* **Set task**
Copy out all lines that carry the word "amplitude".

****

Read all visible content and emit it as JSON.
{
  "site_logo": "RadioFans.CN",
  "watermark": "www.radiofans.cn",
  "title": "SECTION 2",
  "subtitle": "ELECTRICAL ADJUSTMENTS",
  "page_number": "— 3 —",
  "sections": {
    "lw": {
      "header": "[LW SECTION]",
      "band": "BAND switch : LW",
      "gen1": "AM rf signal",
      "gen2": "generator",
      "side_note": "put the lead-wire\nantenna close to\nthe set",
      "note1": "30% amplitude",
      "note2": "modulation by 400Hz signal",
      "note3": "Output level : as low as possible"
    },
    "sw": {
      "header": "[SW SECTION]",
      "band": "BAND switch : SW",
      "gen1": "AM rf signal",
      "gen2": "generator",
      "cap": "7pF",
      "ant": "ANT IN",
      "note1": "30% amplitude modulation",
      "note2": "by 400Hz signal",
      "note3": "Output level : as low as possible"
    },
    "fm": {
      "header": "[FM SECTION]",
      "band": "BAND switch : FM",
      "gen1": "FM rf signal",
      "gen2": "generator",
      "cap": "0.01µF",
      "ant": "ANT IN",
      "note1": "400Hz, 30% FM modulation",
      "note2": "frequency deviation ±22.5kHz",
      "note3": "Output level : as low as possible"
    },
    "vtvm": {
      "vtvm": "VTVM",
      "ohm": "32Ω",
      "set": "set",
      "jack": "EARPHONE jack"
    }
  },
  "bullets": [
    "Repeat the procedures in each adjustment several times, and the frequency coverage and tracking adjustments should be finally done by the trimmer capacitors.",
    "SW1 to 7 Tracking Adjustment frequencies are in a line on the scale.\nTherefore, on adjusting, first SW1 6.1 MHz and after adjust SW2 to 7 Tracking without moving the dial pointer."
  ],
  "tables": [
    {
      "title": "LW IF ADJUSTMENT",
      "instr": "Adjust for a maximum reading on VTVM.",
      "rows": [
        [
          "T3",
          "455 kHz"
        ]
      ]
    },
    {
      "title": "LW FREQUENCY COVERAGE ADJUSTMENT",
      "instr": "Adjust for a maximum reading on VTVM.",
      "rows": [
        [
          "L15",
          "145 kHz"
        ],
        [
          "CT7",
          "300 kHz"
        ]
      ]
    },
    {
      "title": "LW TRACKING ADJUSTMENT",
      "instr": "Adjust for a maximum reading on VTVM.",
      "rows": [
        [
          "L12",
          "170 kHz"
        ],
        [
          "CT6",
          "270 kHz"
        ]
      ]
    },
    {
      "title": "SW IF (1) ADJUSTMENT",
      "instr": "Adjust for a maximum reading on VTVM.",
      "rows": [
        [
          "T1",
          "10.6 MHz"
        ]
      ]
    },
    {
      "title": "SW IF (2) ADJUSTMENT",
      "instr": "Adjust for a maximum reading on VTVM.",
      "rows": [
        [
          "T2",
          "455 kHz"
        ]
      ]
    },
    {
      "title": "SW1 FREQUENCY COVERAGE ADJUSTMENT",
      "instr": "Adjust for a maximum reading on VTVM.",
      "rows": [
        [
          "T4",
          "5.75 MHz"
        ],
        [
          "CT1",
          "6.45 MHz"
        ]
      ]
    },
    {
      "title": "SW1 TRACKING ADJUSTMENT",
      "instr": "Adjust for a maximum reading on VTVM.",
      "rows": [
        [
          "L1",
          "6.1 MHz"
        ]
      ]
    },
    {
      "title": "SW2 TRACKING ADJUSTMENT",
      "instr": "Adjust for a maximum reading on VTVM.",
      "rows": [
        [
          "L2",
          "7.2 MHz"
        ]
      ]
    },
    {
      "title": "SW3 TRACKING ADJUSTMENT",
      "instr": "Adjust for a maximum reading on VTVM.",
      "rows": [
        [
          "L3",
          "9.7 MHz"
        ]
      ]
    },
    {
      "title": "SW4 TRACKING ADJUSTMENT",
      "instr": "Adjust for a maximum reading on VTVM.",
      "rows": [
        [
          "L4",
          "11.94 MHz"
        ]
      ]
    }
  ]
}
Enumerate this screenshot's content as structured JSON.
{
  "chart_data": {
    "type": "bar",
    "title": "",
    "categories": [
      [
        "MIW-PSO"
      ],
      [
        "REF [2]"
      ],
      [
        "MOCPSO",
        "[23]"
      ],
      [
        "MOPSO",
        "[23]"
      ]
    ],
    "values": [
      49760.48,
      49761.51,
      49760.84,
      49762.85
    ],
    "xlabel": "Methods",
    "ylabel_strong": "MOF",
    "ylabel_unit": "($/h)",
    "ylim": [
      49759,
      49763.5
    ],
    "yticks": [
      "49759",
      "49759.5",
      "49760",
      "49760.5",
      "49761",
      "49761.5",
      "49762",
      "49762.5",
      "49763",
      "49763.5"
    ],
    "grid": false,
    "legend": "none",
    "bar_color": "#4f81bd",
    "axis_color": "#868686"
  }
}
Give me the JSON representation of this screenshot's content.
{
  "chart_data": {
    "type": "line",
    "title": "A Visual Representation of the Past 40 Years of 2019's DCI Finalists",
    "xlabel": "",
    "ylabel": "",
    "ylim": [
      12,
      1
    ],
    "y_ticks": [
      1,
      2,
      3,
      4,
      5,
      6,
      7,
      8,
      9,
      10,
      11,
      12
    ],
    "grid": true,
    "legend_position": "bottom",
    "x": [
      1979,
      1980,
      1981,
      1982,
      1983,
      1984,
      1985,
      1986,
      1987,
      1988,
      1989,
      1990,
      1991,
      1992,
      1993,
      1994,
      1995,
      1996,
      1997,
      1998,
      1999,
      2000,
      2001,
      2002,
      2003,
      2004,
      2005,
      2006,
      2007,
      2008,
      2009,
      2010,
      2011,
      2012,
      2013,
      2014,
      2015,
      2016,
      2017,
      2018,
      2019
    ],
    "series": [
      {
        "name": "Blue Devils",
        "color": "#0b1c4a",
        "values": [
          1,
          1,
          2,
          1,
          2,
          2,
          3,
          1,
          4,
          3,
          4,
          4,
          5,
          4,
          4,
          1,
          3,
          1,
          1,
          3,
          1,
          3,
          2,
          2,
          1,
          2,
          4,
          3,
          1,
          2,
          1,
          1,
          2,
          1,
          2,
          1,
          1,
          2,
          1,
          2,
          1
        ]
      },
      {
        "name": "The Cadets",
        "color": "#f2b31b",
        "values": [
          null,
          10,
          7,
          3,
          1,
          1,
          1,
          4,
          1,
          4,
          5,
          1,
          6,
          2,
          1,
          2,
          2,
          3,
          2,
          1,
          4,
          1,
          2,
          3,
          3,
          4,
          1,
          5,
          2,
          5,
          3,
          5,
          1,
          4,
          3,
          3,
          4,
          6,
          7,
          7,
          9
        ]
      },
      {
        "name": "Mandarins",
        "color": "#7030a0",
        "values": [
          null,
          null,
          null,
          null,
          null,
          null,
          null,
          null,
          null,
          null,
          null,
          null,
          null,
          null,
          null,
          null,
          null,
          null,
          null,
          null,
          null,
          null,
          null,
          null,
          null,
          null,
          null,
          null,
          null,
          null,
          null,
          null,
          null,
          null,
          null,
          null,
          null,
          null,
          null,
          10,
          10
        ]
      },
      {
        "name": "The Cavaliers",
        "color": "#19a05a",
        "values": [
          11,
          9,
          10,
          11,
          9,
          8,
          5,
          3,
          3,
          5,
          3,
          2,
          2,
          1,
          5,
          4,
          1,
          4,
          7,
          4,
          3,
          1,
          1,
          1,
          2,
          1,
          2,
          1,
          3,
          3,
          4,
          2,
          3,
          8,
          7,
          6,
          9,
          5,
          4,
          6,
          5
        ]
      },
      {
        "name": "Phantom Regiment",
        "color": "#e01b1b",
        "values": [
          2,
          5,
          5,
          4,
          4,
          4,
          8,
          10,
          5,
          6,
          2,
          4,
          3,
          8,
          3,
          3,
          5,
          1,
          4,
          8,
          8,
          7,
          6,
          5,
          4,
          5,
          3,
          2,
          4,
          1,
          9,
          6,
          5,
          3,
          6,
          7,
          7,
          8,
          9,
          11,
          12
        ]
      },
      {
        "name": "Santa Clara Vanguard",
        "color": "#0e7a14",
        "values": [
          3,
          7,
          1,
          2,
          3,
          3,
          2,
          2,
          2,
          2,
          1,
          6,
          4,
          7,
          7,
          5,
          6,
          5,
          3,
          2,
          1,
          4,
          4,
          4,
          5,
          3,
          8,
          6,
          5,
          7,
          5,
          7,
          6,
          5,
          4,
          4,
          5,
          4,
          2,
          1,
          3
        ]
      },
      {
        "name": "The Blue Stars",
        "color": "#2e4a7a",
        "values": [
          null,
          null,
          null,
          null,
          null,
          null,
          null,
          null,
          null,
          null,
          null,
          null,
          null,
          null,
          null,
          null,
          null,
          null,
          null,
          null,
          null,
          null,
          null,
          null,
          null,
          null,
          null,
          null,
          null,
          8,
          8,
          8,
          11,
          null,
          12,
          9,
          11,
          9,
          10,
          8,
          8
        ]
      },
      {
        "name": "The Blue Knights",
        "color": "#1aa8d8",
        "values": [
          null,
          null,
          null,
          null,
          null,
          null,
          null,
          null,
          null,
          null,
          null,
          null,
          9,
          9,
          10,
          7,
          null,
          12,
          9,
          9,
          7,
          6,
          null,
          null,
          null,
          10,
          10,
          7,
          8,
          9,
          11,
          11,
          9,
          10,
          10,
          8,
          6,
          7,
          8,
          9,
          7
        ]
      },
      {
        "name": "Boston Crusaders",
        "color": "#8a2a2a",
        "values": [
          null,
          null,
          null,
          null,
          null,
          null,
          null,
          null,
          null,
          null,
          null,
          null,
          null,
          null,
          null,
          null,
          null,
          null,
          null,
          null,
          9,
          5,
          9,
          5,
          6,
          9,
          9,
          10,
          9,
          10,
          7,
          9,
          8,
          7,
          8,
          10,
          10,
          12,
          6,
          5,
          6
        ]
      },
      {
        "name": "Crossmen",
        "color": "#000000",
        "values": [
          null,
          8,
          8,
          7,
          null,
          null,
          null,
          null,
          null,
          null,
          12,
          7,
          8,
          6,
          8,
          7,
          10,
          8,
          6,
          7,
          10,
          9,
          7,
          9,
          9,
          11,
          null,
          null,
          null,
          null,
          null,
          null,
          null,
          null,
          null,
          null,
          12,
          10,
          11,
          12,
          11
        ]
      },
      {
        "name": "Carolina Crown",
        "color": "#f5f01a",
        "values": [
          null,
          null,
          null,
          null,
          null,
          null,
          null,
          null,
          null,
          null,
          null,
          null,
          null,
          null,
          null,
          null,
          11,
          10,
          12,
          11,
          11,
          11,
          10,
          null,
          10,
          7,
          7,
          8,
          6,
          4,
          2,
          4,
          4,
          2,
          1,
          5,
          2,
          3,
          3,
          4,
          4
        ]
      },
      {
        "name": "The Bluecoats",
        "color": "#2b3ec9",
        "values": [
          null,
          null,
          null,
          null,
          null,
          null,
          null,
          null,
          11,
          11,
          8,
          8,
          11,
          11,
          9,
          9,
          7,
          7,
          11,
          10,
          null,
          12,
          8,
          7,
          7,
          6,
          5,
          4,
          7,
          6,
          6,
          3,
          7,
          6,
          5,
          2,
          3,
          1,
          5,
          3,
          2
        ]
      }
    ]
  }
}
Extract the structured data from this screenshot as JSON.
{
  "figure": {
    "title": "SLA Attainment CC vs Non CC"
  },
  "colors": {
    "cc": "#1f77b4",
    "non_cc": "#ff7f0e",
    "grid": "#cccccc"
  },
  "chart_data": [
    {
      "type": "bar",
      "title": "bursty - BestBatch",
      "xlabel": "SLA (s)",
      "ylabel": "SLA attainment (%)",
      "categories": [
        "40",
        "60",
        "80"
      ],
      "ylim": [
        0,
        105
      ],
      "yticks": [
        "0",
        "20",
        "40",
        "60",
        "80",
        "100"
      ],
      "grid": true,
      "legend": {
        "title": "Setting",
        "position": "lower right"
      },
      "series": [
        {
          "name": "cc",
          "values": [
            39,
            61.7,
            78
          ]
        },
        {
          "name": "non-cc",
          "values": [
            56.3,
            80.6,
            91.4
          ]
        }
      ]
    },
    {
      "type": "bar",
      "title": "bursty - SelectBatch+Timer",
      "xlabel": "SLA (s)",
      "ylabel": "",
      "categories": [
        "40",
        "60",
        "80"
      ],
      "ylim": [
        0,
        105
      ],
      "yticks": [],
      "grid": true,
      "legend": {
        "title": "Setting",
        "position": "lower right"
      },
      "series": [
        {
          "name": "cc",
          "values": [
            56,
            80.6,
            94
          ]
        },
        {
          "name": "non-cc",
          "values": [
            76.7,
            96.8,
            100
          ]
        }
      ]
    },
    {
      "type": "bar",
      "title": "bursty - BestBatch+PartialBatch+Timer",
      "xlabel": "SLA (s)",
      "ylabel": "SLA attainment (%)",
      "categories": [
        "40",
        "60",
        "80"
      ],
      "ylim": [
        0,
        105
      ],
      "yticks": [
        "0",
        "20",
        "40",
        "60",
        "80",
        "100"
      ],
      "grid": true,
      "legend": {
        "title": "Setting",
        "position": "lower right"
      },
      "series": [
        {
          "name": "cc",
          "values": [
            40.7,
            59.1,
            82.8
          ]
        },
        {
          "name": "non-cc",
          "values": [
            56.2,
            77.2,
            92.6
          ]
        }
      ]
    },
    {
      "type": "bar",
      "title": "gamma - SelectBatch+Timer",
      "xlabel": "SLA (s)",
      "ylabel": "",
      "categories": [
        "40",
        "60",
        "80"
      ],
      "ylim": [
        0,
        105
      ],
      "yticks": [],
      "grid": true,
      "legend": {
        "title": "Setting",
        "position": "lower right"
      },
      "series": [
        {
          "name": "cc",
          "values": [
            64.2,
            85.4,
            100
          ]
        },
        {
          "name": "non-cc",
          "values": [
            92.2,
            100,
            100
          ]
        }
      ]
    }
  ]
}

****

* **Task result**
      "note1": "30% amplitude",
      "note1": "30% amplitude modulation",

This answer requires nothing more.